§ WHAT NEEDS TO BE DONE:
Your task is to copy the listing exactly. Drop any pictures from the copy.

§ RECORD EXTRACTS:
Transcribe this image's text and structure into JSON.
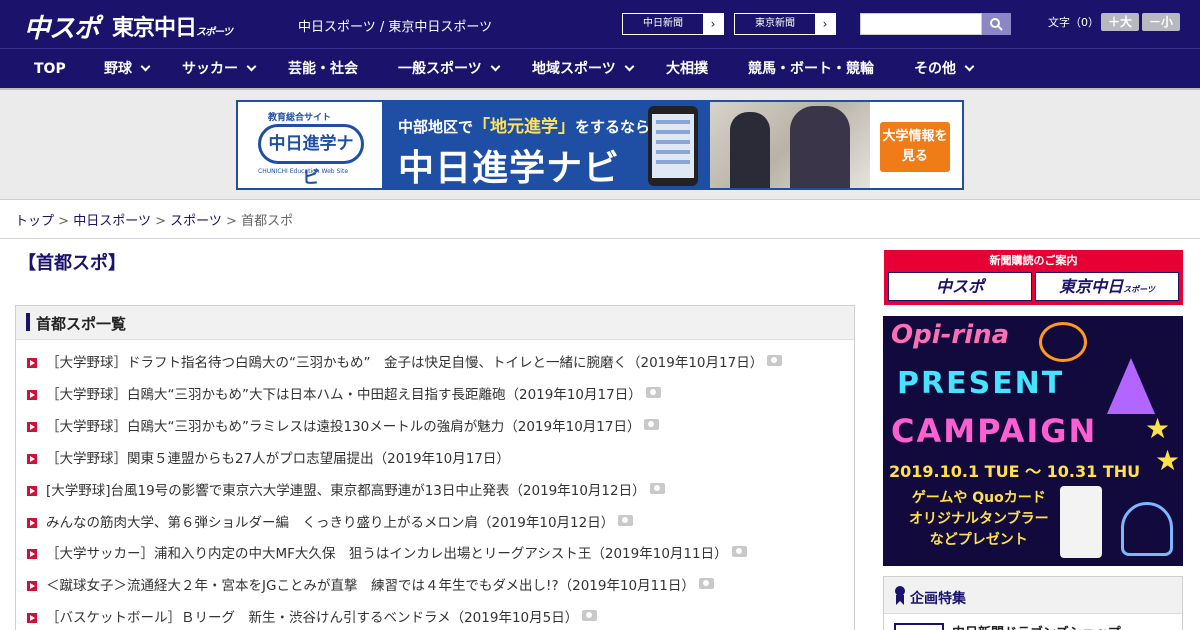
{
  "header": {
    "logo_chuspo": "中スポ",
    "logo_tokyo": "東京中日",
    "logo_tokyo_suffix": "スポーツ",
    "site_title": "中日スポーツ / 東京中日スポーツ",
    "paper_links": [
      {
        "label": "中日新聞",
        "arrow": "›"
      },
      {
        "label": "東京新聞",
        "arrow": "›"
      }
    ],
    "search": {
      "placeholder": "",
      "value": ""
    },
    "font_size_label": "文字（0）",
    "font_larger": "＋大",
    "font_smaller": "－小"
  },
  "nav": {
    "items": [
      {
        "label": "TOP",
        "has_dropdown": false
      },
      {
        "label": "野球",
        "has_dropdown": true
      },
      {
        "label": "サッカー",
        "has_dropdown": true
      },
      {
        "label": "芸能・社会",
        "has_dropdown": false
      },
      {
        "label": "一般スポーツ",
        "has_dropdown": true
      },
      {
        "label": "地域スポーツ",
        "has_dropdown": true
      },
      {
        "label": "大相撲",
        "has_dropdown": false
      },
      {
        "label": "競馬・ボート・競輪",
        "has_dropdown": false
      },
      {
        "label": "その他",
        "has_dropdown": true
      }
    ]
  },
  "banner": {
    "edu_label": "教育総合サイト",
    "logo": "中日進学ナビ",
    "logo_en": "CHUNICHI Education Web Site",
    "line1_pre": "中部地区で",
    "line1_highlight": "「地元進学」",
    "line1_post": "をするなら",
    "line2": "中日進学ナビ",
    "cta": "大学情報を見る"
  },
  "breadcrumb": {
    "items": [
      "トップ",
      "中日スポーツ",
      "スポーツ"
    ],
    "current": "首都スポ",
    "separator": ">"
  },
  "main": {
    "page_heading": "【首都スポ】",
    "list_title": "首都スポ一覧",
    "articles": [
      {
        "title": "［大学野球］ドラフト指名待つ白鴎大の“三羽かもめ”　金子は快足自慢、トイレと一緒に腕磨く（2019年10月17日）",
        "photo": true
      },
      {
        "title": "［大学野球］白鴎大“三羽かもめ”大下は日本ハム・中田超え目指す長距離砲（2019年10月17日）",
        "photo": true
      },
      {
        "title": "［大学野球］白鴎大“三羽かもめ”ラミレスは遠投130メートルの強肩が魅力（2019年10月17日）",
        "photo": true
      },
      {
        "title": "［大学野球］関東５連盟からも27人がプロ志望届提出（2019年10月17日）",
        "photo": false
      },
      {
        "title": "[大学野球]台風19号の影響で東京六大学連盟、東京都高野連が13日中止発表（2019年10月12日）",
        "photo": true
      },
      {
        "title": "みんなの筋肉大学、第６弾ショルダー編　くっきり盛り上がるメロン肩（2019年10月12日）",
        "photo": true
      },
      {
        "title": "［大学サッカー］浦和入り内定の中大MF大久保　狙うはインカレ出場とリーグアシスト王（2019年10月11日）",
        "photo": true
      },
      {
        "title": "＜蹴球女子＞流通経大２年・宮本をJGことみが直撃　練習では４年生でもダメ出し!?（2019年10月11日）",
        "photo": true
      },
      {
        "title": "［バスケットボール］Ｂリーグ　新生・渋谷けん引するベンドラメ（2019年10月5日）",
        "photo": true
      }
    ]
  },
  "sidebar": {
    "subscribe_header": "新聞購読のご案内",
    "subscribe_chuspo": "中スポ",
    "subscribe_tokyo": "東京中日",
    "subscribe_tokyo_suffix": "スポーツ",
    "promo": {
      "brand": "Opi-rina",
      "line1": "PRESENT",
      "line2": "CAMPAIGN",
      "dates": "2019.10.1 TUE 〜 10.31 THU",
      "body": "ゲームや Quoカード\nオリジナルタンブラー\nなどプレゼント"
    },
    "feature_title": "企画特集",
    "feature_item": "中日新聞ドラゴンズショップ"
  },
  "colors": {
    "brand_navy": "#1a126b",
    "accent_red": "#d0103a",
    "subscribe_red": "#e60033"
  }
}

§ SOLUTION TO THIS TASK:
Transcribe this image's text and structure into JSON.
{
  "header": {
    "logo_chuspo": "中スポ",
    "logo_tokyo": "東京中日",
    "logo_tokyo_suffix": "スポーツ",
    "site_title": "中日スポーツ / 東京中日スポーツ",
    "paper_links": [
      {
        "label": "中日新聞",
        "arrow": "›"
      },
      {
        "label": "東京新聞",
        "arrow": "›"
      }
    ],
    "search": {
      "placeholder": "",
      "value": ""
    },
    "font_size_label": "文字（0）",
    "font_larger": "＋大",
    "font_smaller": "－小"
  },
  "nav": {
    "items": [
      {
        "label": "TOP",
        "has_dropdown": false
      },
      {
        "label": "野球",
        "has_dropdown": true
      },
      {
        "label": "サッカー",
        "has_dropdown": true
      },
      {
        "label": "芸能・社会",
        "has_dropdown": false
      },
      {
        "label": "一般スポーツ",
        "has_dropdown": true
      },
      {
        "label": "地域スポーツ",
        "has_dropdown": true
      },
      {
        "label": "大相撲",
        "has_dropdown": false
      },
      {
        "label": "競馬・ボート・競輪",
        "has_dropdown": false
      },
      {
        "label": "その他",
        "has_dropdown": true
      }
    ]
  },
  "banner": {
    "edu_label": "教育総合サイト",
    "logo": "中日進学ナビ",
    "logo_en": "CHUNICHI Education Web Site",
    "line1_pre": "中部地区で",
    "line1_highlight": "「地元進学」",
    "line1_post": "をするなら",
    "line2": "中日進学ナビ",
    "cta": "大学情報を見る"
  },
  "breadcrumb": {
    "items": [
      "トップ",
      "中日スポーツ",
      "スポーツ"
    ],
    "current": "首都スポ",
    "separator": ">"
  },
  "main": {
    "page_heading": "【首都スポ】",
    "list_title": "首都スポ一覧",
    "articles": [
      {
        "title": "［大学野球］ドラフト指名待つ白鴎大の“三羽かもめ”　金子は快足自慢、トイレと一緒に腕磨く（2019年10月17日）",
        "photo": true
      },
      {
        "title": "［大学野球］白鴎大“三羽かもめ”大下は日本ハム・中田超え目指す長距離砲（2019年10月17日）",
        "photo": true
      },
      {
        "title": "［大学野球］白鴎大“三羽かもめ”ラミレスは遠投130メートルの強肩が魅力（2019年10月17日）",
        "photo": true
      },
      {
        "title": "［大学野球］関東５連盟からも27人がプロ志望届提出（2019年10月17日）",
        "photo": false
      },
      {
        "title": "[大学野球]台風19号の影響で東京六大学連盟、東京都高野連が13日中止発表（2019年10月12日）",
        "photo": true
      },
      {
        "title": "みんなの筋肉大学、第６弾ショルダー編　くっきり盛り上がるメロン肩（2019年10月12日）",
        "photo": true
      },
      {
        "title": "［大学サッカー］浦和入り内定の中大MF大久保　狙うはインカレ出場とリーグアシスト王（2019年10月11日）",
        "photo": true
      },
      {
        "title": "＜蹴球女子＞流通経大２年・宮本をJGことみが直撃　練習では４年生でもダメ出し!?（2019年10月11日）",
        "photo": true
      },
      {
        "title": "［バスケットボール］Ｂリーグ　新生・渋谷けん引するベンドラメ（2019年10月5日）",
        "photo": true
      }
    ]
  },
  "sidebar": {
    "subscribe_header": "新聞購読のご案内",
    "subscribe_chuspo": "中スポ",
    "subscribe_tokyo": "東京中日",
    "subscribe_tokyo_suffix": "スポーツ",
    "promo": {
      "brand": "Opi-rina",
      "line1": "PRESENT",
      "line2": "CAMPAIGN",
      "dates": "2019.10.1 TUE 〜 10.31 THU",
      "body": "ゲームや Quoカード\nオリジナルタンブラー\nなどプレゼント"
    },
    "feature_title": "企画特集",
    "feature_item": "中日新聞ドラゴンズショップ"
  },
  "colors": {
    "brand_navy": "#1a126b",
    "accent_red": "#d0103a",
    "subscribe_red": "#e60033"
  }
}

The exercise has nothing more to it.